■ **The problem**
In the listing below, how many lines contain the word "mode"? Please respond with the number only.

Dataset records
========================================
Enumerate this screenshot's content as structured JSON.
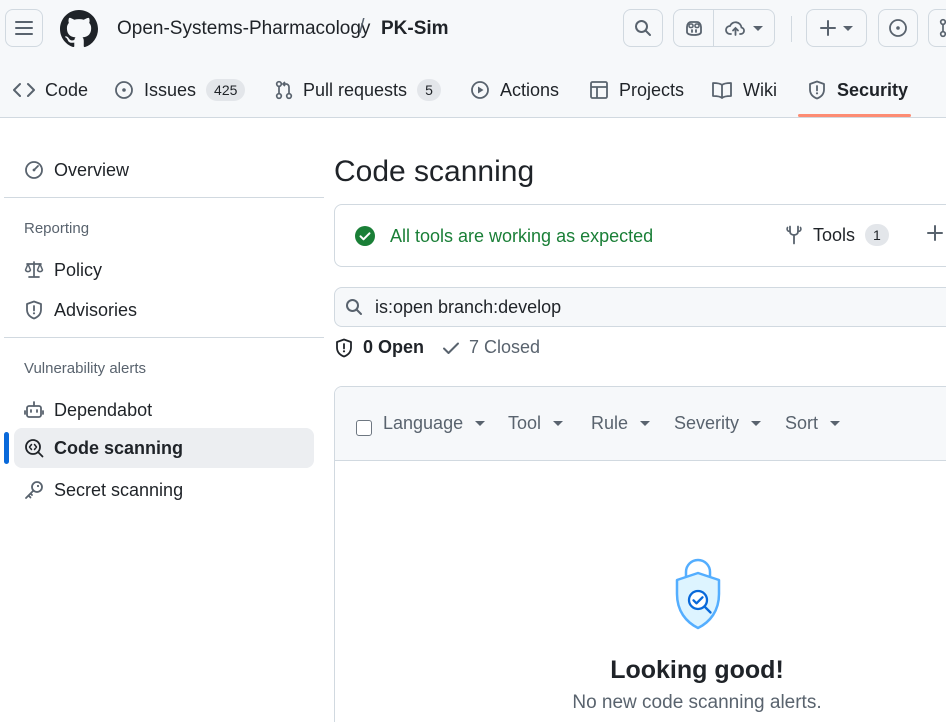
{
  "header": {
    "owner": "Open-Systems-Pharmacology",
    "separator": "/",
    "repo": "PK-Sim"
  },
  "tabs": [
    {
      "label": "Code",
      "icon": "code-icon"
    },
    {
      "label": "Issues",
      "icon": "issue-opened-icon",
      "count": "425"
    },
    {
      "label": "Pull requests",
      "icon": "git-pull-request-icon",
      "count": "5"
    },
    {
      "label": "Actions",
      "icon": "play-icon"
    },
    {
      "label": "Projects",
      "icon": "table-icon"
    },
    {
      "label": "Wiki",
      "icon": "book-icon"
    },
    {
      "label": "Security",
      "icon": "shield-icon",
      "active": true
    }
  ],
  "sidebar": {
    "overview": "Overview",
    "reporting_heading": "Reporting",
    "policy": "Policy",
    "advisories": "Advisories",
    "vuln_heading": "Vulnerability alerts",
    "dependabot": "Dependabot",
    "code_scanning": "Code scanning",
    "secret_scanning": "Secret scanning"
  },
  "main": {
    "title": "Code scanning",
    "status": "All tools are working as expected",
    "tools_label": "Tools",
    "tools_count": "1",
    "filter_value": "is:open branch:develop",
    "open_label": "0 Open",
    "closed_label": "7 Closed",
    "filters": [
      "Language",
      "Tool",
      "Rule",
      "Severity",
      "Sort"
    ],
    "empty_title": "Looking good!",
    "empty_subtitle": "No new code scanning alerts."
  },
  "colors": {
    "accent": "#0969da",
    "success": "#1a7f37",
    "tab_underline": "#fd8c73",
    "empty_icon": "#54aeff"
  }
}
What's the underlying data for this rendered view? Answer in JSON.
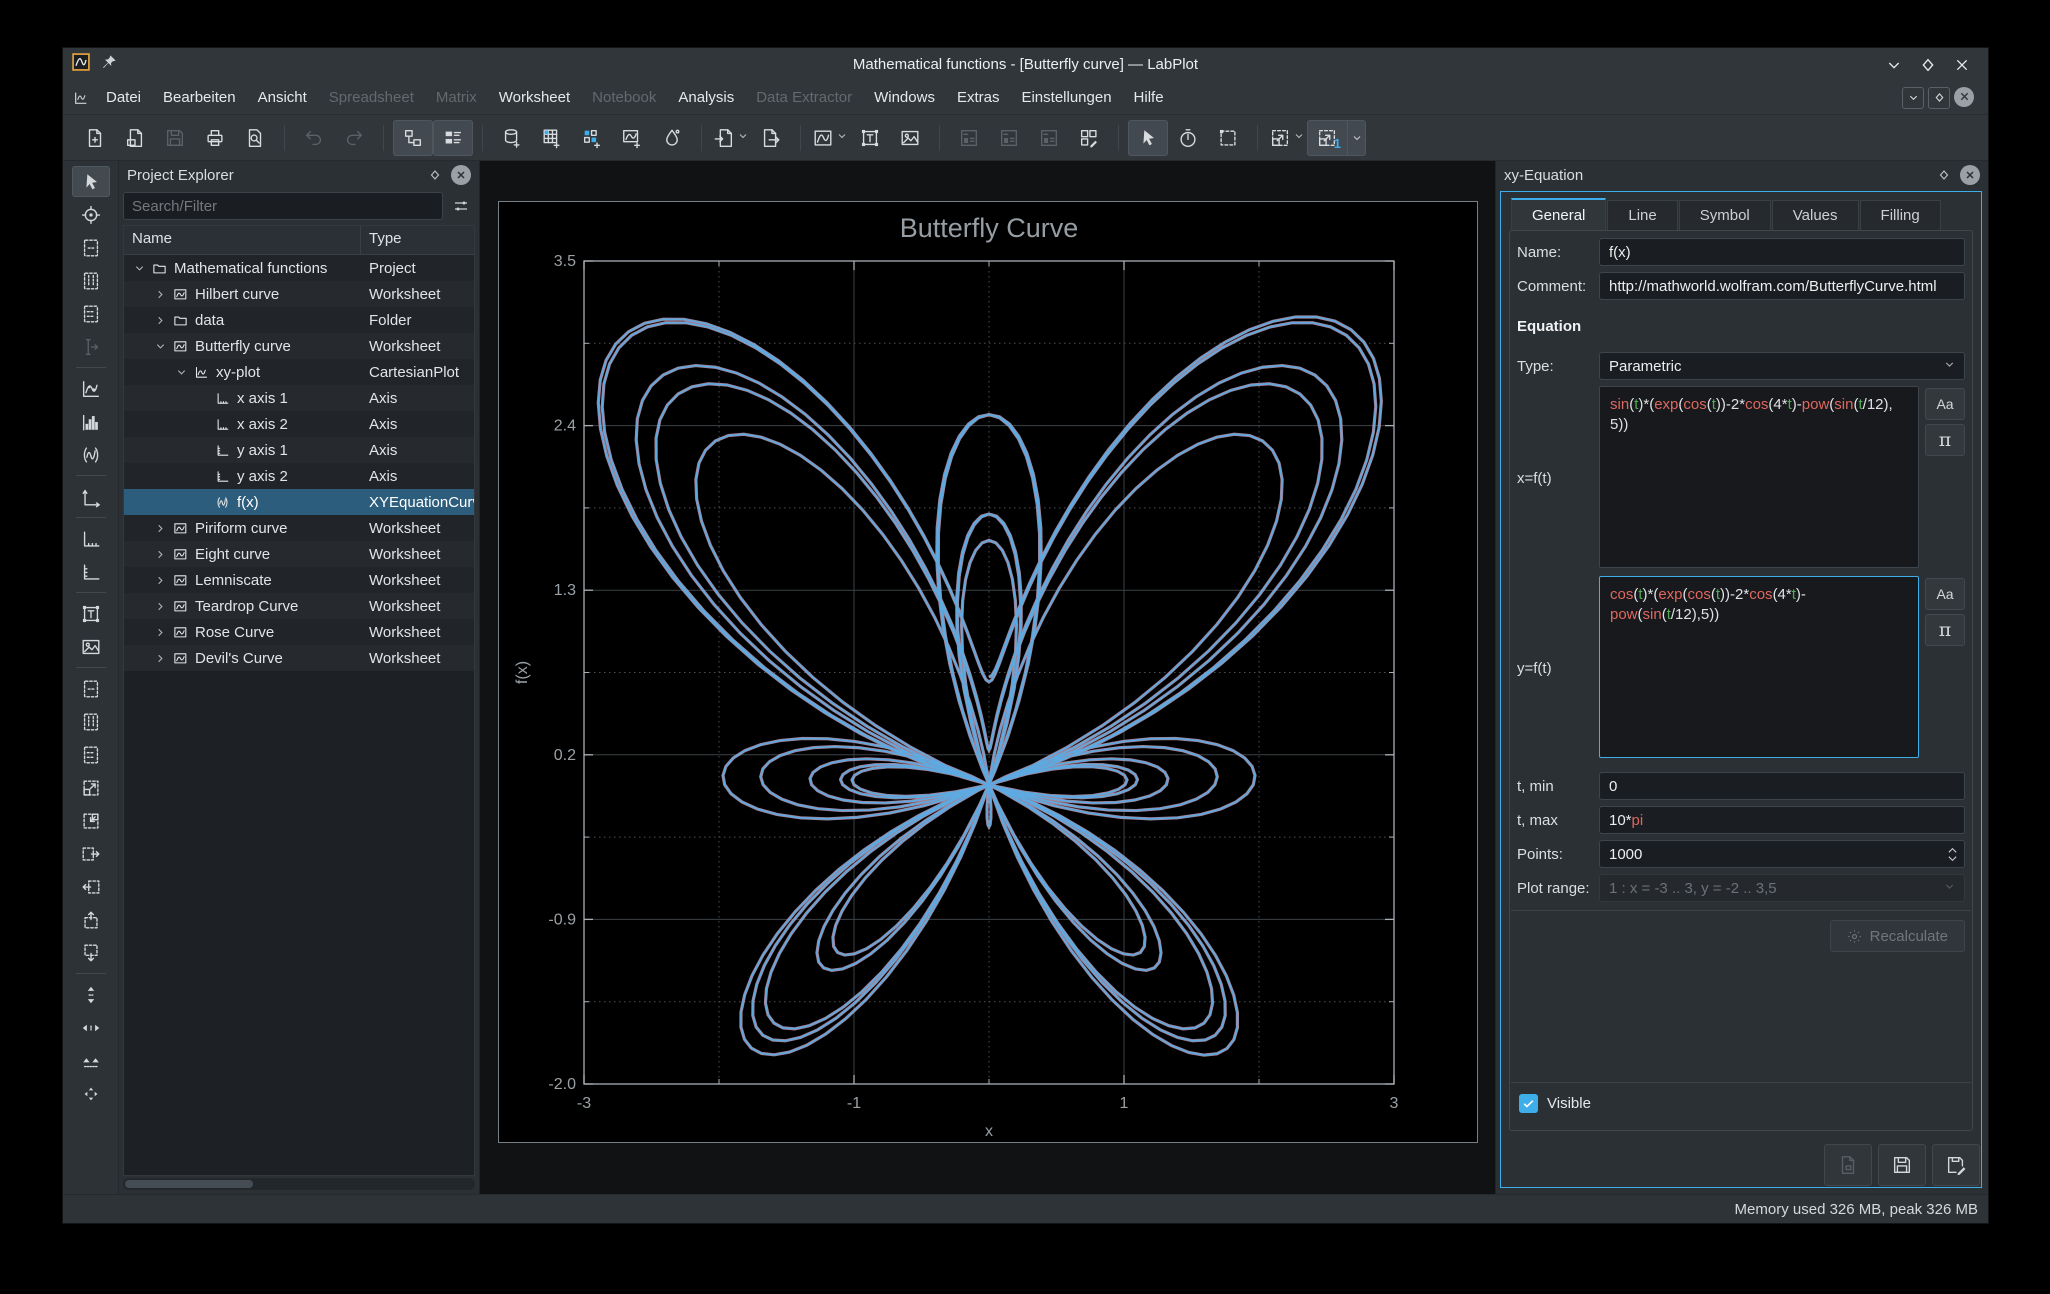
{
  "colors": {
    "accent": "#3daee9",
    "curve": "#5ea9e0",
    "curve_halo": "#d9aac4",
    "function_color": "#e0675f",
    "variable_color": "#4fae55",
    "selection": "#2d5d7c"
  },
  "window": {
    "title": "Mathematical functions - [Butterfly curve] — LabPlot",
    "controls": [
      {
        "name": "minimize-button",
        "icon": "chevron-down"
      },
      {
        "name": "maximize-button",
        "icon": "diamond"
      },
      {
        "name": "close-button",
        "icon": "close-x"
      }
    ]
  },
  "menubar": {
    "items": [
      {
        "label": "Datei",
        "enabled": true
      },
      {
        "label": "Bearbeiten",
        "enabled": true
      },
      {
        "label": "Ansicht",
        "enabled": true
      },
      {
        "label": "Spreadsheet",
        "enabled": false
      },
      {
        "label": "Matrix",
        "enabled": false
      },
      {
        "label": "Worksheet",
        "enabled": true
      },
      {
        "label": "Notebook",
        "enabled": false
      },
      {
        "label": "Analysis",
        "enabled": true
      },
      {
        "label": "Data Extractor",
        "enabled": false
      },
      {
        "label": "Windows",
        "enabled": true
      },
      {
        "label": "Extras",
        "enabled": true
      },
      {
        "label": "Einstellungen",
        "enabled": true
      },
      {
        "label": "Hilfe",
        "enabled": true
      }
    ]
  },
  "toolbar": {
    "groups": [
      [
        {
          "name": "new-project-button",
          "icon": "doc-new"
        },
        {
          "name": "open-project-button",
          "icon": "doc-open"
        },
        {
          "name": "save-project-button",
          "icon": "save",
          "disabled": true
        },
        {
          "name": "print-button",
          "icon": "print"
        },
        {
          "name": "print-preview-button",
          "icon": "print-preview"
        }
      ],
      [
        {
          "name": "undo-button",
          "icon": "undo",
          "disabled": true
        },
        {
          "name": "redo-button",
          "icon": "redo",
          "disabled": true
        }
      ],
      [
        {
          "name": "toggle-project-explorer-button",
          "icon": "panel-tree",
          "checked": true
        },
        {
          "name": "toggle-properties-explorer-button",
          "icon": "panel-props",
          "checked": true
        }
      ],
      [
        {
          "name": "new-workbook-button",
          "icon": "workbook"
        },
        {
          "name": "new-spreadsheet-button",
          "icon": "spreadsheet"
        },
        {
          "name": "new-matrix-button",
          "icon": "matrix"
        },
        {
          "name": "new-worksheet-button",
          "icon": "worksheet-new"
        },
        {
          "name": "new-notebook-button",
          "icon": "notebook"
        }
      ],
      [
        {
          "name": "import-button",
          "icon": "import",
          "chevron": true
        },
        {
          "name": "export-button",
          "icon": "export"
        }
      ],
      [
        {
          "name": "new-plot-button",
          "icon": "plot-new",
          "chevron": true
        },
        {
          "name": "add-text-label-button",
          "icon": "text-label"
        },
        {
          "name": "add-image-button",
          "icon": "image"
        }
      ],
      [
        {
          "name": "vertical-layout-button",
          "icon": "layout",
          "disabled": true
        },
        {
          "name": "horizontal-layout-button",
          "icon": "layout",
          "disabled": true
        },
        {
          "name": "grid-layout-button",
          "icon": "layout",
          "disabled": true
        },
        {
          "name": "edit-layout-button",
          "icon": "edit-layout"
        }
      ],
      [
        {
          "name": "select-mode-button",
          "icon": "pointer",
          "checked": true
        },
        {
          "name": "navigate-mode-button",
          "icon": "stopwatch"
        },
        {
          "name": "zoom-select-mode-button",
          "icon": "select-box"
        }
      ],
      [
        {
          "name": "auto-fit-button",
          "icon": "fit-arrow",
          "chevron": true
        },
        {
          "name": "fit-selection-button",
          "icon": "fit-arrow",
          "badge": "1",
          "checked": true,
          "split": true
        }
      ]
    ]
  },
  "left_toolbar": {
    "groups": [
      [
        {
          "name": "select-mode-button",
          "icon": "pointer",
          "checked": true
        },
        {
          "name": "crosshair-mode-button",
          "icon": "target"
        },
        {
          "name": "zoom-select-region-button",
          "icon": "region"
        },
        {
          "name": "zoom-select-x-region-button",
          "icon": "region-x"
        },
        {
          "name": "zoom-select-y-region-button",
          "icon": "region-y"
        },
        {
          "name": "cursor-tool-button",
          "icon": "cursor-line",
          "disabled": true
        }
      ],
      [
        {
          "name": "add-xy-curve-button",
          "icon": "xy-curve"
        },
        {
          "name": "add-histogram-button",
          "icon": "histogram"
        },
        {
          "name": "add-equation-curve-button",
          "icon": "equation"
        }
      ],
      [
        {
          "name": "add-axis-button",
          "icon": "axis"
        }
      ],
      [
        {
          "name": "add-horizontal-axis-button",
          "icon": "axis-x"
        },
        {
          "name": "add-vertical-axis-button",
          "icon": "axis-y"
        }
      ],
      [
        {
          "name": "add-text-label-button",
          "icon": "text-label"
        },
        {
          "name": "add-image-button",
          "icon": "image"
        }
      ],
      [
        {
          "name": "zoom-region-button",
          "icon": "region"
        },
        {
          "name": "zoom-x-region-button",
          "icon": "region-x"
        },
        {
          "name": "zoom-y-region-button",
          "icon": "region-y"
        },
        {
          "name": "zoom-in-button",
          "icon": "zoom-in-box"
        },
        {
          "name": "zoom-out-button",
          "icon": "zoom-out-box"
        },
        {
          "name": "shift-right-button",
          "icon": "shift-right"
        },
        {
          "name": "shift-left-button",
          "icon": "shift-left"
        },
        {
          "name": "shift-up-button",
          "icon": "shift-up"
        },
        {
          "name": "shift-down-button",
          "icon": "shift-down"
        }
      ],
      [
        {
          "name": "auto-scale-y-button",
          "icon": "arrows-v"
        },
        {
          "name": "auto-scale-x-button",
          "icon": "arrows-h"
        },
        {
          "name": "auto-scale-button",
          "icon": "arrows-down"
        },
        {
          "name": "auto-scale-all-button",
          "icon": "arrows-all"
        }
      ]
    ]
  },
  "project_explorer": {
    "title": "Project Explorer",
    "search_placeholder": "Search/Filter",
    "columns": [
      "Name",
      "Type"
    ],
    "rows": [
      {
        "name": "Mathematical functions",
        "type": "Project",
        "depth": 0,
        "state": "expanded",
        "icon": "folder"
      },
      {
        "name": "Hilbert curve",
        "type": "Worksheet",
        "depth": 1,
        "state": "collapsed",
        "icon": "worksheet"
      },
      {
        "name": "data",
        "type": "Folder",
        "depth": 1,
        "state": "collapsed",
        "icon": "folder"
      },
      {
        "name": "Butterfly curve",
        "type": "Worksheet",
        "depth": 1,
        "state": "expanded",
        "icon": "worksheet"
      },
      {
        "name": "xy-plot",
        "type": "CartesianPlot",
        "depth": 2,
        "state": "expanded",
        "icon": "plot"
      },
      {
        "name": "x axis 1",
        "type": "Axis",
        "depth": 3,
        "state": "leaf",
        "icon": "axis-x"
      },
      {
        "name": "x axis 2",
        "type": "Axis",
        "depth": 3,
        "state": "leaf",
        "icon": "axis-x"
      },
      {
        "name": "y axis 1",
        "type": "Axis",
        "depth": 3,
        "state": "leaf",
        "icon": "axis-y"
      },
      {
        "name": "y axis 2",
        "type": "Axis",
        "depth": 3,
        "state": "leaf",
        "icon": "axis-y"
      },
      {
        "name": "f(x)",
        "type": "XYEquationCurve",
        "depth": 3,
        "state": "leaf",
        "icon": "equation",
        "selected": true
      },
      {
        "name": "Piriform curve",
        "type": "Worksheet",
        "depth": 1,
        "state": "collapsed",
        "icon": "worksheet"
      },
      {
        "name": "Eight curve",
        "type": "Worksheet",
        "depth": 1,
        "state": "collapsed",
        "icon": "worksheet"
      },
      {
        "name": "Lemniscate",
        "type": "Worksheet",
        "depth": 1,
        "state": "collapsed",
        "icon": "worksheet"
      },
      {
        "name": "Teardrop Curve",
        "type": "Worksheet",
        "depth": 1,
        "state": "collapsed",
        "icon": "worksheet"
      },
      {
        "name": "Rose Curve",
        "type": "Worksheet",
        "depth": 1,
        "state": "collapsed",
        "icon": "worksheet"
      },
      {
        "name": "Devil's Curve",
        "type": "Worksheet",
        "depth": 1,
        "state": "collapsed",
        "icon": "worksheet"
      }
    ]
  },
  "chart_data": {
    "type": "line",
    "title": "Butterfly Curve",
    "xlabel": "x",
    "ylabel": "f(x)",
    "xlim": [
      -3,
      3
    ],
    "ylim": [
      -2.0,
      3.5
    ],
    "x_major_ticks": [
      -3,
      -1,
      1,
      3
    ],
    "x_minor_ticks": [
      -2,
      0,
      2
    ],
    "y_major_ticks": [
      3.5,
      2.4,
      1.3,
      0.2,
      -0.9,
      -2.0
    ],
    "y_minor_ticks": [
      2.95,
      1.85,
      0.75,
      -0.35,
      -1.45
    ],
    "grid": {
      "major": "solid",
      "minor": "dotted"
    },
    "legend": "none",
    "series": [
      {
        "name": "f(x)",
        "kind": "parametric",
        "x_t": "sin(t)*(exp(cos(t))-2*cos(4*t)-pow(sin(t/12), 5))",
        "y_t": "cos(t)*(exp(cos(t))-2*cos(4*t)-pow(sin(t/12),5))",
        "t_min": 0,
        "t_max": "10*pi",
        "points": 1000,
        "color": "#5ea9e0"
      }
    ]
  },
  "properties": {
    "title": "xy-Equation",
    "tabs": [
      "General",
      "Line",
      "Symbol",
      "Values",
      "Filling"
    ],
    "active_tab": "General",
    "fields": {
      "name_label": "Name:",
      "name_value": "f(x)",
      "comment_label": "Comment:",
      "comment_value": "http://mathworld.wolfram.com/ButterflyCurve.html",
      "section_title": "Equation",
      "type_label": "Type:",
      "type_value": "Parametric",
      "x_label": "x=f(t)",
      "x_equation": "sin(t)*(exp(cos(t))-2*cos(4*t)-pow(sin(t/12), 5))",
      "y_label": "y=f(t)",
      "y_equation": "cos(t)*(exp(cos(t))-2*cos(4*t)-pow(sin(t/12),5))",
      "tmin_label": "t, min",
      "tmin_value": "0",
      "tmax_label": "t, max",
      "tmax_value": "10*pi",
      "points_label": "Points:",
      "points_value": "1000",
      "plot_range_label": "Plot range:",
      "plot_range_value": "1 : x = -3 .. 3, y = -2 .. 3,5",
      "recalculate_label": "Recalculate",
      "visible_label": "Visible",
      "visible_checked": true,
      "constants_button": "Aa",
      "functions_button": "π"
    }
  },
  "statusbar": {
    "memory": "Memory used 326 MB, peak 326 MB"
  }
}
========================================
■ **Answer**
5